- [Objective]:
For the records that follow, return only the count of lines containing the string "will".

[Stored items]
[start]

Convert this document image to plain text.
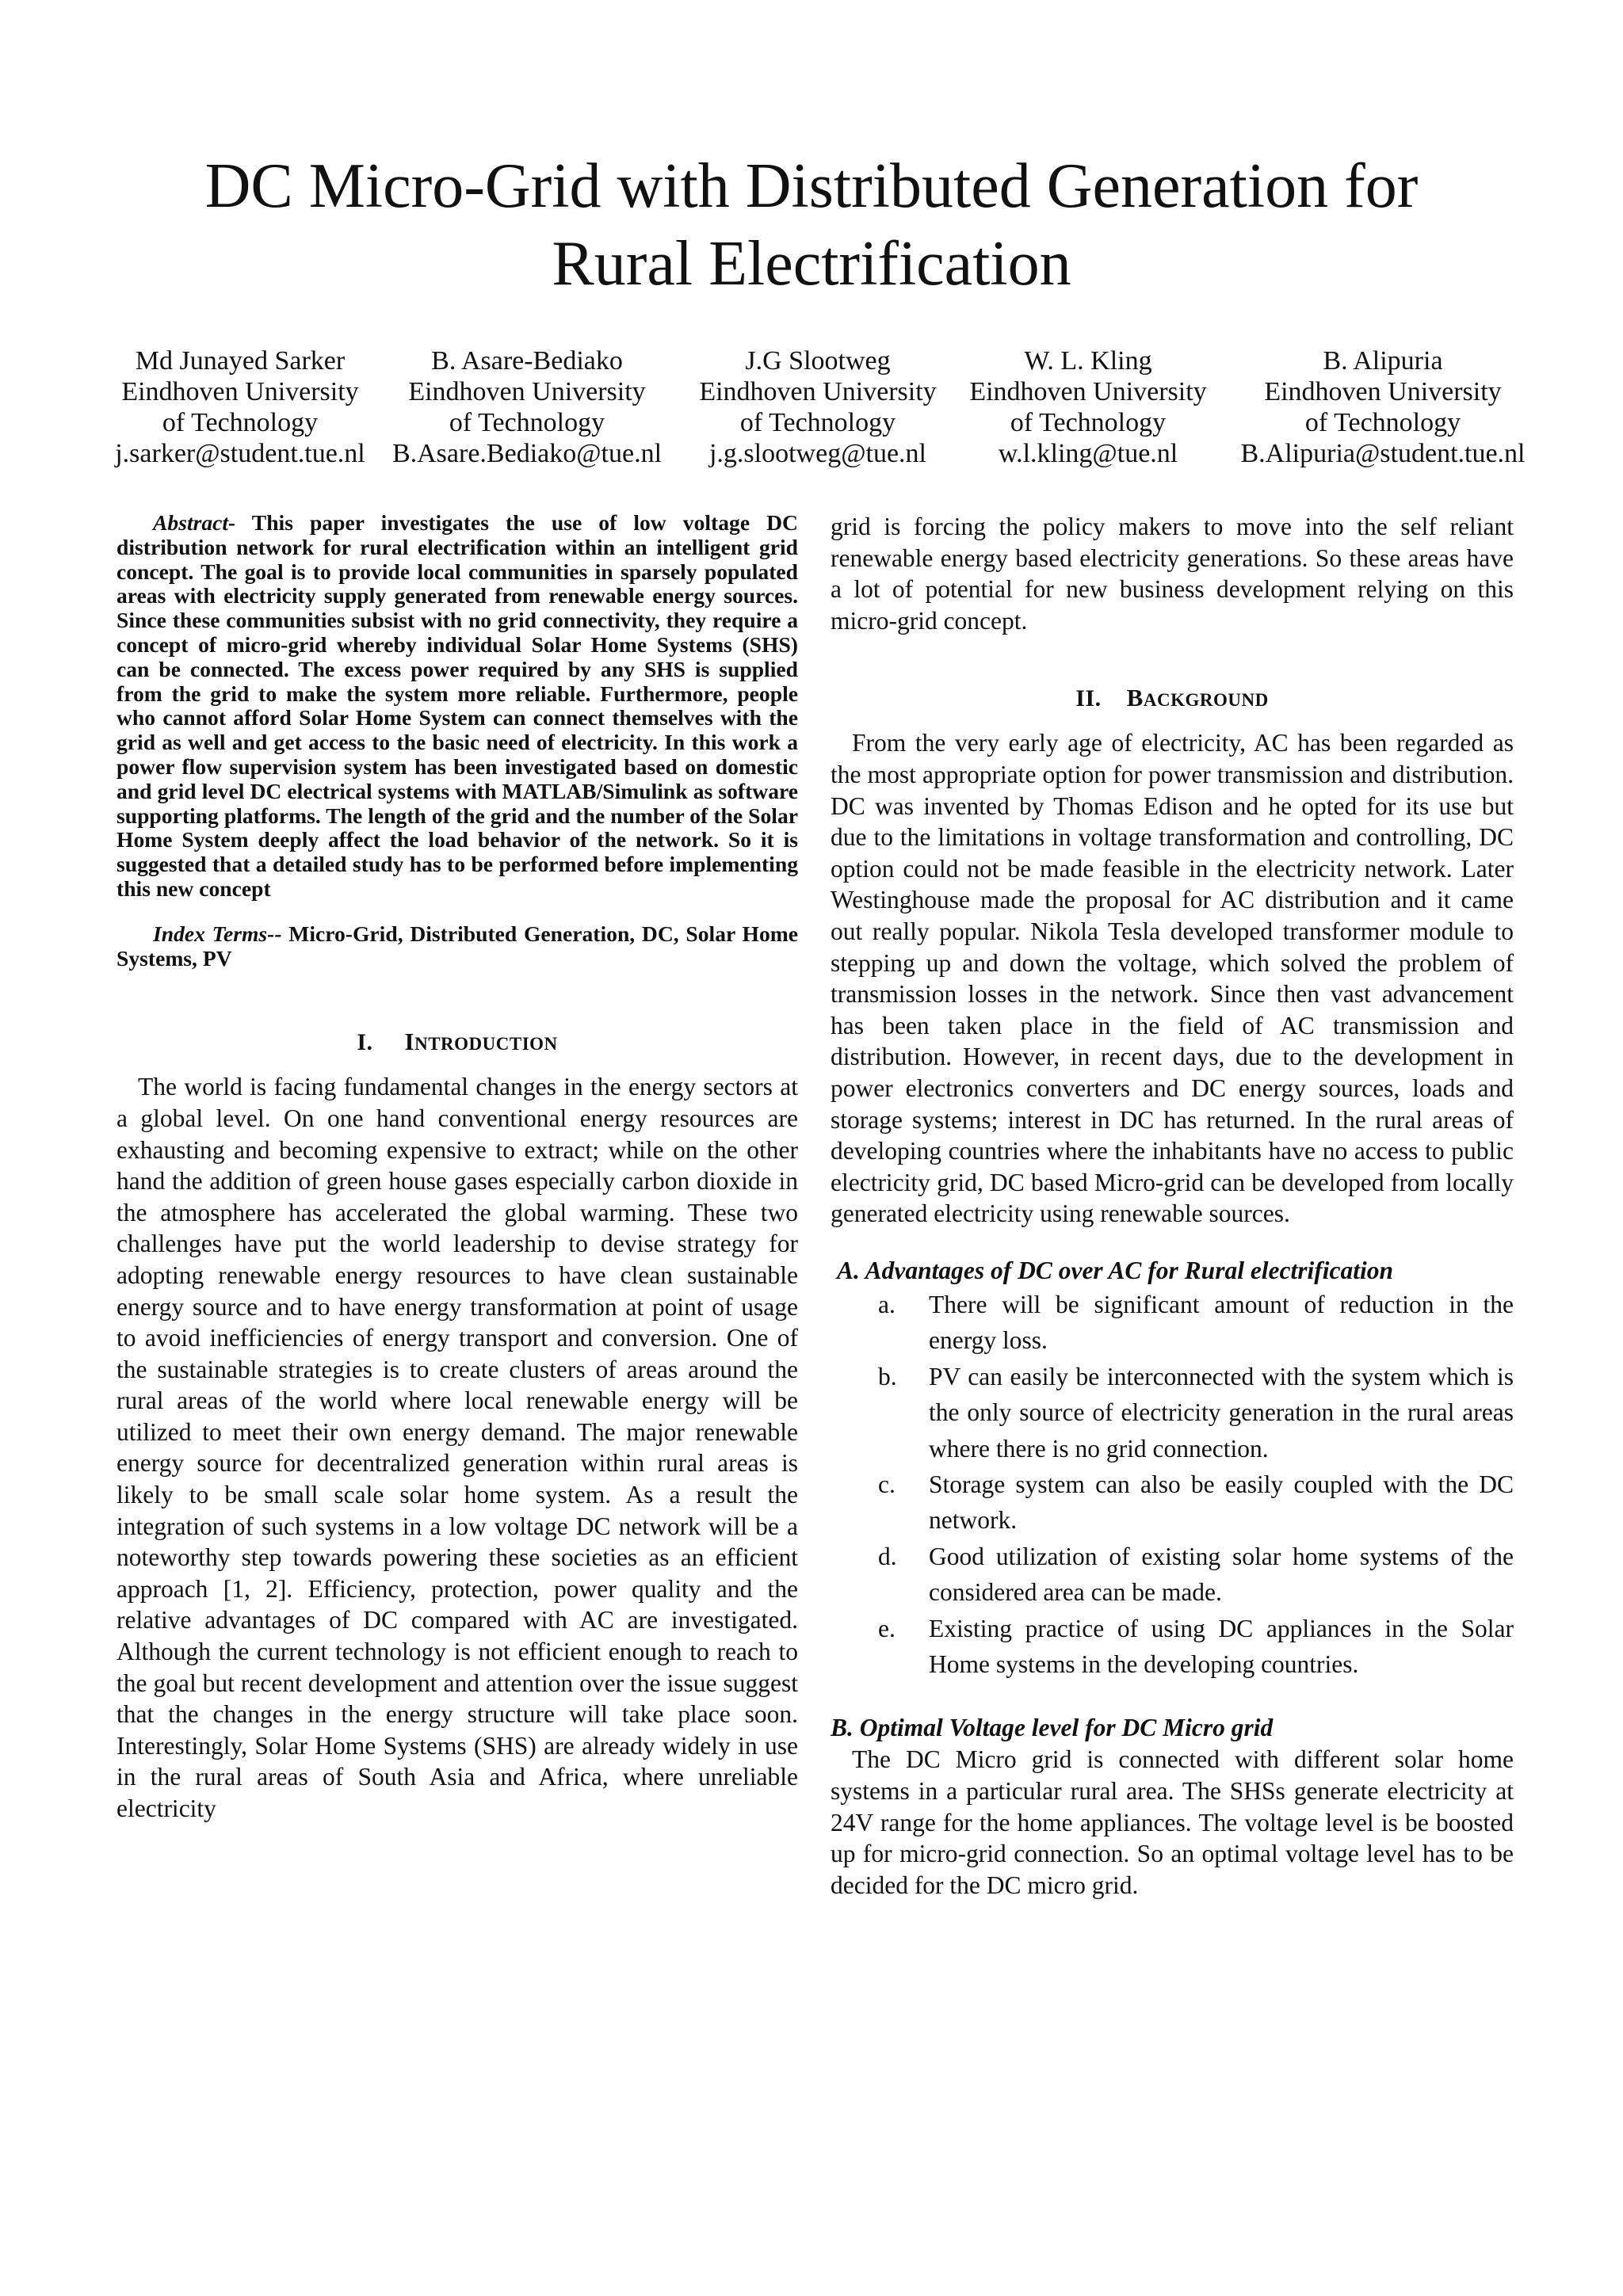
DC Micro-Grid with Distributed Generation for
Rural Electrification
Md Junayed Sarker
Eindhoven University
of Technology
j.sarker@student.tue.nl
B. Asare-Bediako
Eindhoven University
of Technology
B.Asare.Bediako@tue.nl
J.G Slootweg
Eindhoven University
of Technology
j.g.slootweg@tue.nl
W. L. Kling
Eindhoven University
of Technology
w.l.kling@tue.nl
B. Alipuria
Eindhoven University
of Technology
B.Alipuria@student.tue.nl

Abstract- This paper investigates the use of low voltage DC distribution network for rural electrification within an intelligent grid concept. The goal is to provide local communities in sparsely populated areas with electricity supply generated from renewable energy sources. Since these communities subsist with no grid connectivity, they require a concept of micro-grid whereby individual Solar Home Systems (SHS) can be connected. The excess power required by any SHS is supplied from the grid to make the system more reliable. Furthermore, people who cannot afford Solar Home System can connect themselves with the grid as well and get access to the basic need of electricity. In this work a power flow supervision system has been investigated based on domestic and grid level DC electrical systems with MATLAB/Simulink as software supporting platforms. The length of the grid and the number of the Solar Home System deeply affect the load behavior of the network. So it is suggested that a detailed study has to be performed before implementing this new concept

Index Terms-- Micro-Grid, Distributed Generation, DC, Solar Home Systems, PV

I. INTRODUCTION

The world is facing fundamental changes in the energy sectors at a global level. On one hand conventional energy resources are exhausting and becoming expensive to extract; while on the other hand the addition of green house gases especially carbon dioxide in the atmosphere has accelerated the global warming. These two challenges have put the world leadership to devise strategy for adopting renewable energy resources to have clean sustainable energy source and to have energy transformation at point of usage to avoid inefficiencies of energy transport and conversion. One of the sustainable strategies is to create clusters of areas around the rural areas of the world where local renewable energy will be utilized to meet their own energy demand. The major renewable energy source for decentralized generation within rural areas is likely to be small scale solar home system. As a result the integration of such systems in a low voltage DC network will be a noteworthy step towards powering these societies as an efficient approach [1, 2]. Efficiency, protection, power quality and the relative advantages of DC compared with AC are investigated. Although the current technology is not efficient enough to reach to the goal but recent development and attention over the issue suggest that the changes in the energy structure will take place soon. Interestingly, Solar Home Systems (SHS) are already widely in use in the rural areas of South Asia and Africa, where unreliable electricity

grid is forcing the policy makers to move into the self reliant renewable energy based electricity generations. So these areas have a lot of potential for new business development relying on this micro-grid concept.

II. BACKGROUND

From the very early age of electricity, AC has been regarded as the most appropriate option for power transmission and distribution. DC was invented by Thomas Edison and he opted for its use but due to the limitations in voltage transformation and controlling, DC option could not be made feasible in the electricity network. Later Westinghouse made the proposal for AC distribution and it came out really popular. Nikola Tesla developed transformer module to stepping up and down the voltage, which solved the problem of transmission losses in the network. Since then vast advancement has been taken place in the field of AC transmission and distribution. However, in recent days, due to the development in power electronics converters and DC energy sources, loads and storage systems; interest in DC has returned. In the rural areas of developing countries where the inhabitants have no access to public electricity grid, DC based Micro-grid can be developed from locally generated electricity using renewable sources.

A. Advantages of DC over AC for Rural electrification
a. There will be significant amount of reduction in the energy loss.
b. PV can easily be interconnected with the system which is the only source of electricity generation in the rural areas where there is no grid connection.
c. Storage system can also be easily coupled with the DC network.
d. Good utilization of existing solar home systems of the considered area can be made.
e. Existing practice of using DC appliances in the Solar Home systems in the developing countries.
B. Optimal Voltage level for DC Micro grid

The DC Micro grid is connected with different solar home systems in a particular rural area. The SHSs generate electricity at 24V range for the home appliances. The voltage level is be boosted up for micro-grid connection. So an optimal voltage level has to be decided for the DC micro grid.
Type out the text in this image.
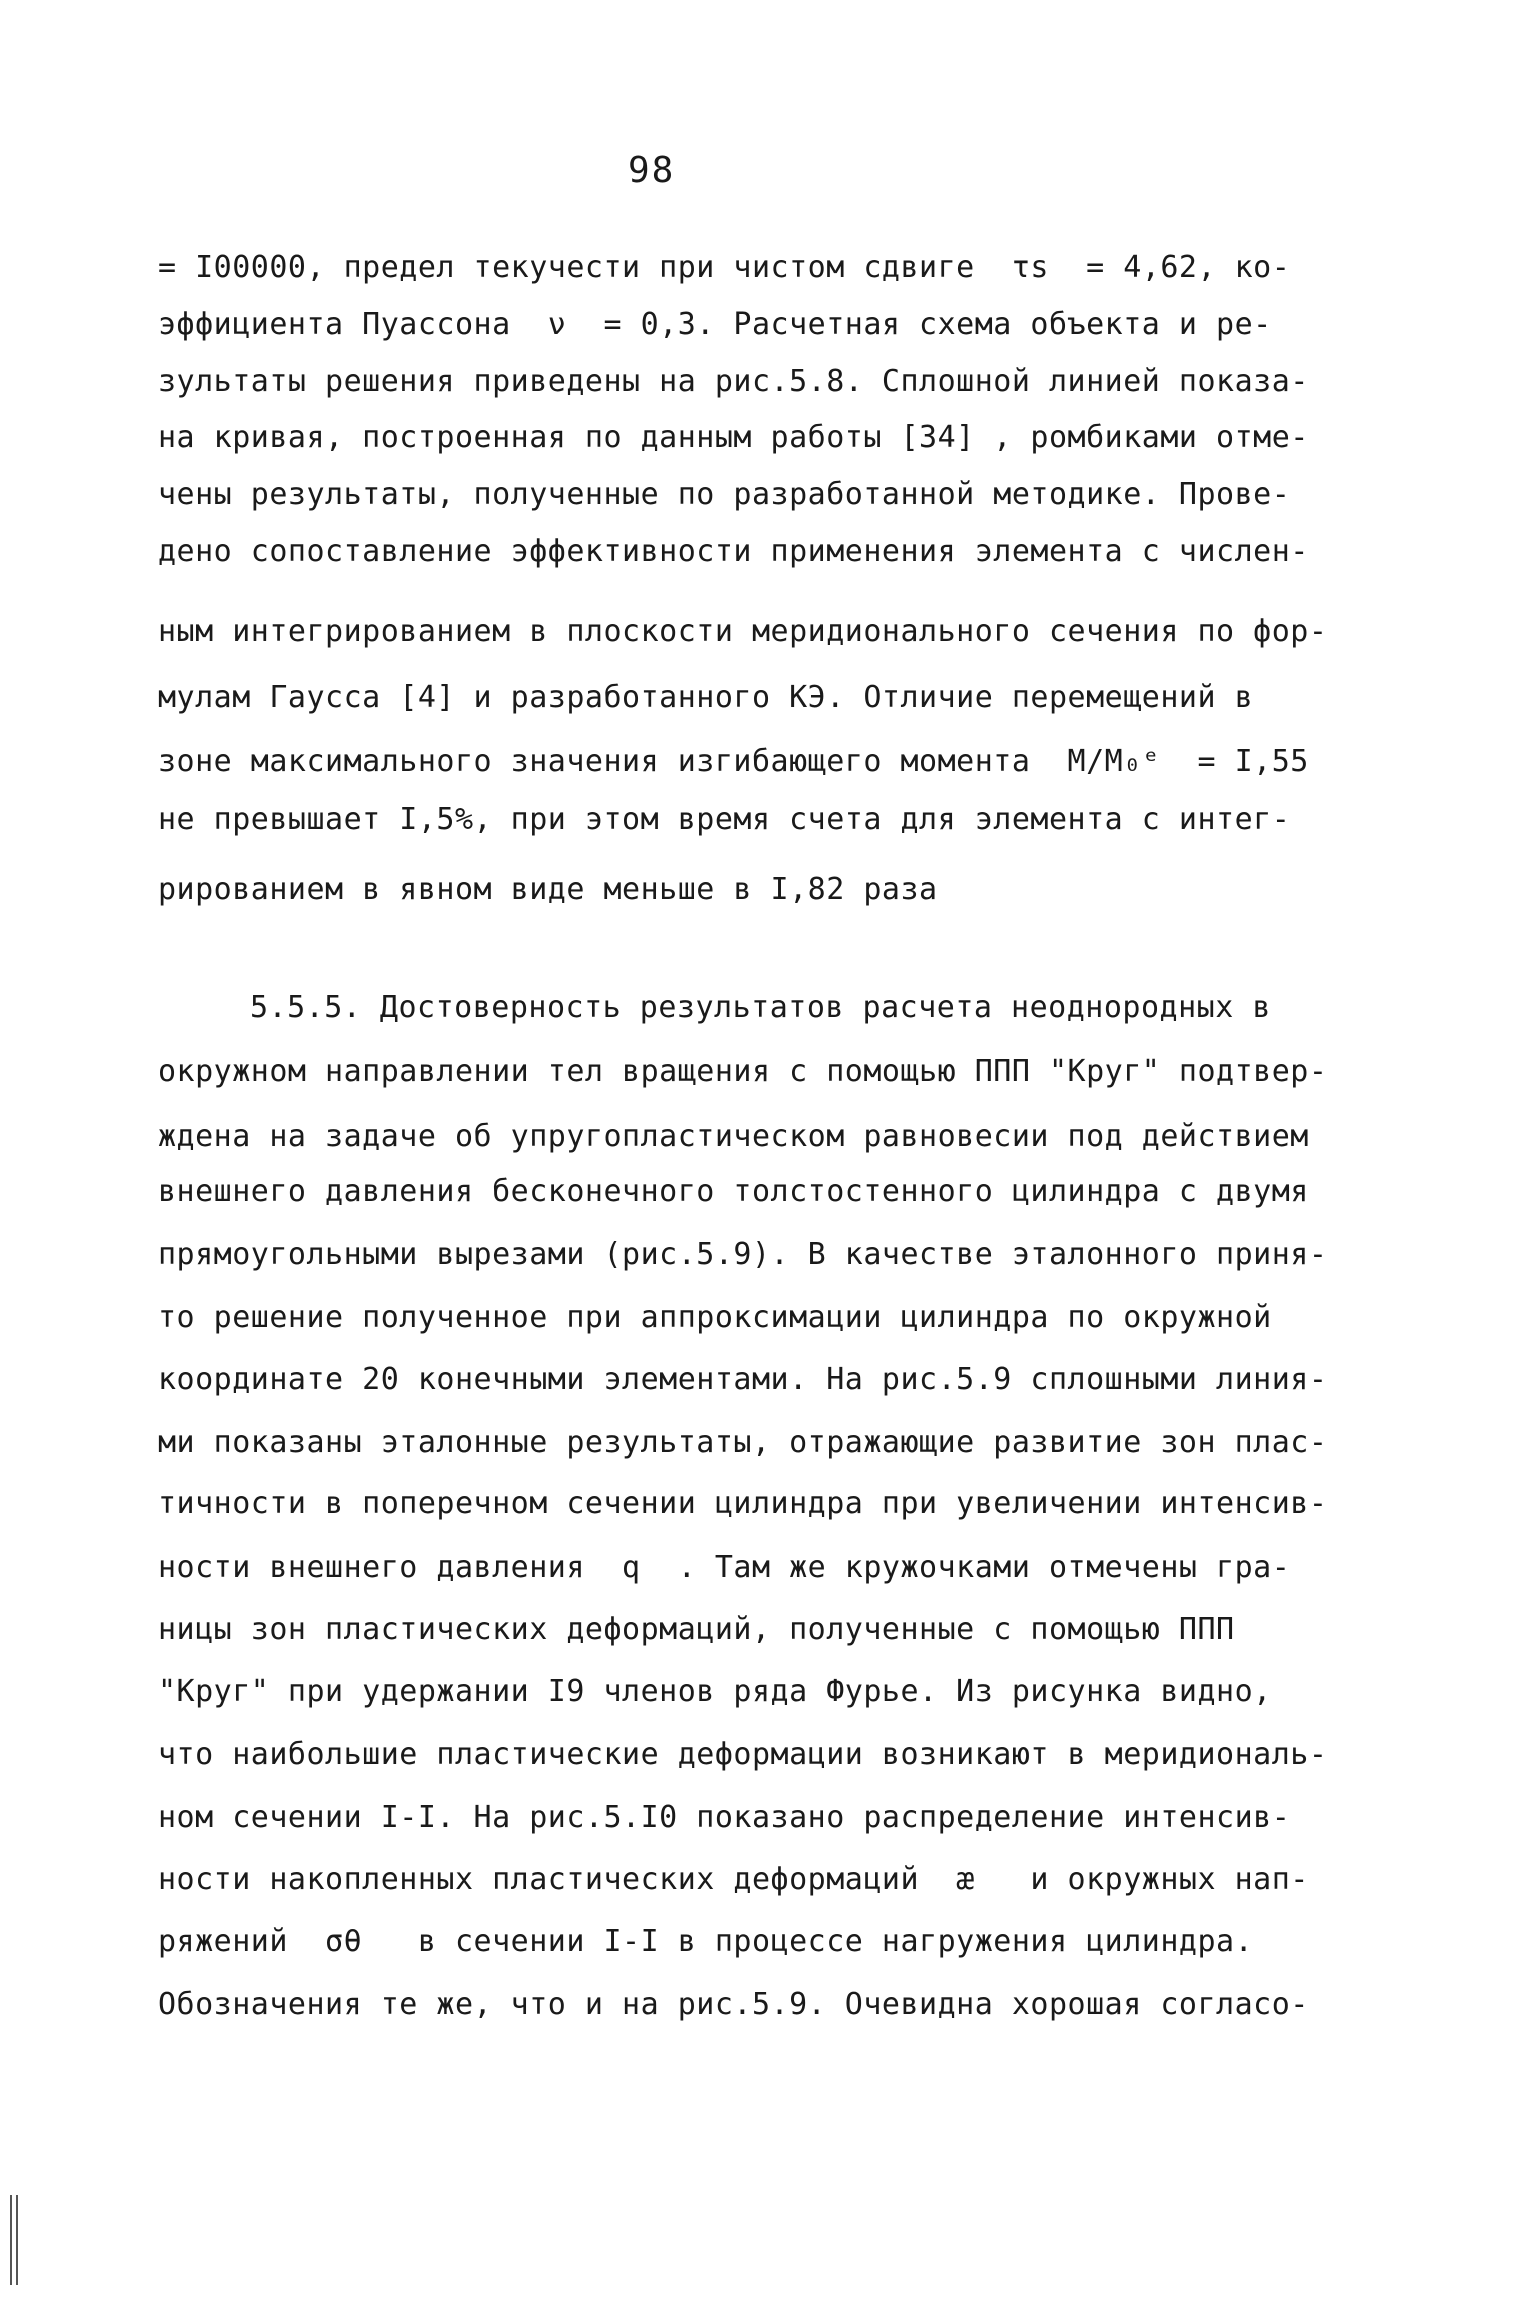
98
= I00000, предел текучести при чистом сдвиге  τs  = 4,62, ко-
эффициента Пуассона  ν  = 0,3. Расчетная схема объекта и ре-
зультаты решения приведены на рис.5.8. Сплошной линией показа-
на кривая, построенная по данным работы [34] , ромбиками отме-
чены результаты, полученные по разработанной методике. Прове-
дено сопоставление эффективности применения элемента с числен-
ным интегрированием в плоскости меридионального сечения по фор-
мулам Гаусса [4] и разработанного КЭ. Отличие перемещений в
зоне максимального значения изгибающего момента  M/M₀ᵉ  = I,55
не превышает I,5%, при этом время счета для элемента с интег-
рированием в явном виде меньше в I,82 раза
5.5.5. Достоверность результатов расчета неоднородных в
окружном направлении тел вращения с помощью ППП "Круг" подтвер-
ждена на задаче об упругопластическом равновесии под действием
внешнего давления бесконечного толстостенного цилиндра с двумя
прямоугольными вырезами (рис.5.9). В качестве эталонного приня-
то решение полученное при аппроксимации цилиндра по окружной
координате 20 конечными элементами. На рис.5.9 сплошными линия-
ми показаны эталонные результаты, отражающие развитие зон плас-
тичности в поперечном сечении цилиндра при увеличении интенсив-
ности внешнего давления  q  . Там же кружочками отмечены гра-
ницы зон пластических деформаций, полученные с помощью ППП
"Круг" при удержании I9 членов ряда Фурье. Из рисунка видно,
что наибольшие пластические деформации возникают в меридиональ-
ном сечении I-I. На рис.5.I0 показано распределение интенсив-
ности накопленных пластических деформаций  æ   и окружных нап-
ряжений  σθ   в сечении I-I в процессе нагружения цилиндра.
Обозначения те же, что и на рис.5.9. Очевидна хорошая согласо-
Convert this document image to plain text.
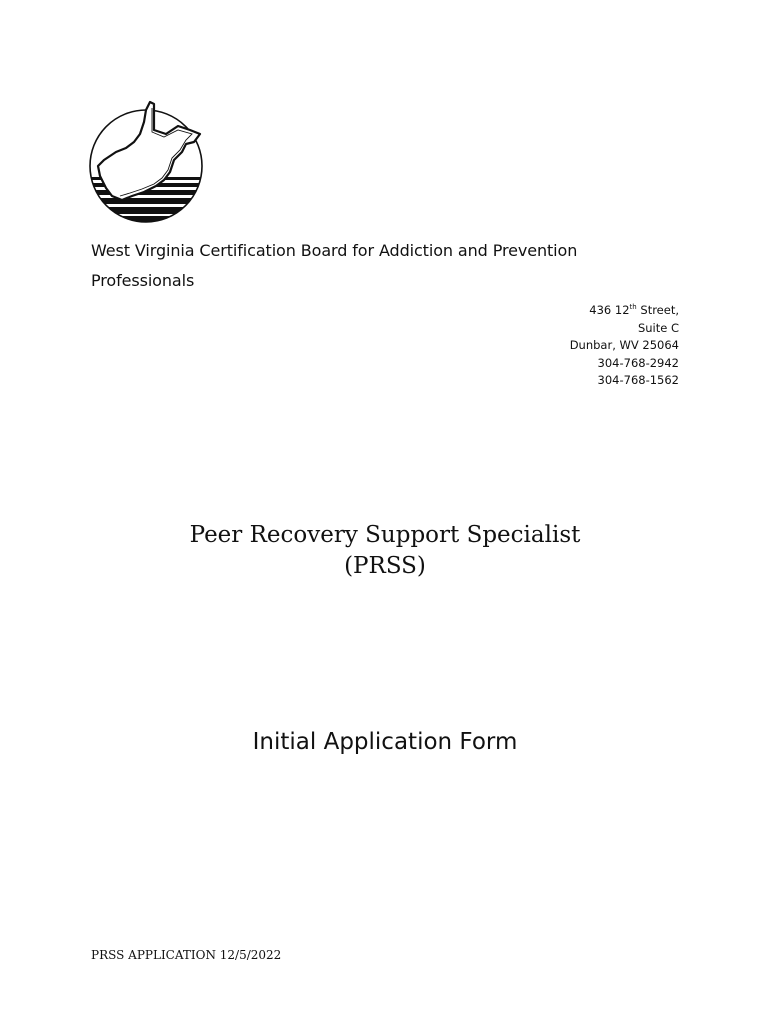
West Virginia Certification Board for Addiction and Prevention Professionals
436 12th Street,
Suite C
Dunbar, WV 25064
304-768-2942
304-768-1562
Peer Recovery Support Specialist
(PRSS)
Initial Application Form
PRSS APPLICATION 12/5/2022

[end]

- [Final answer]:
2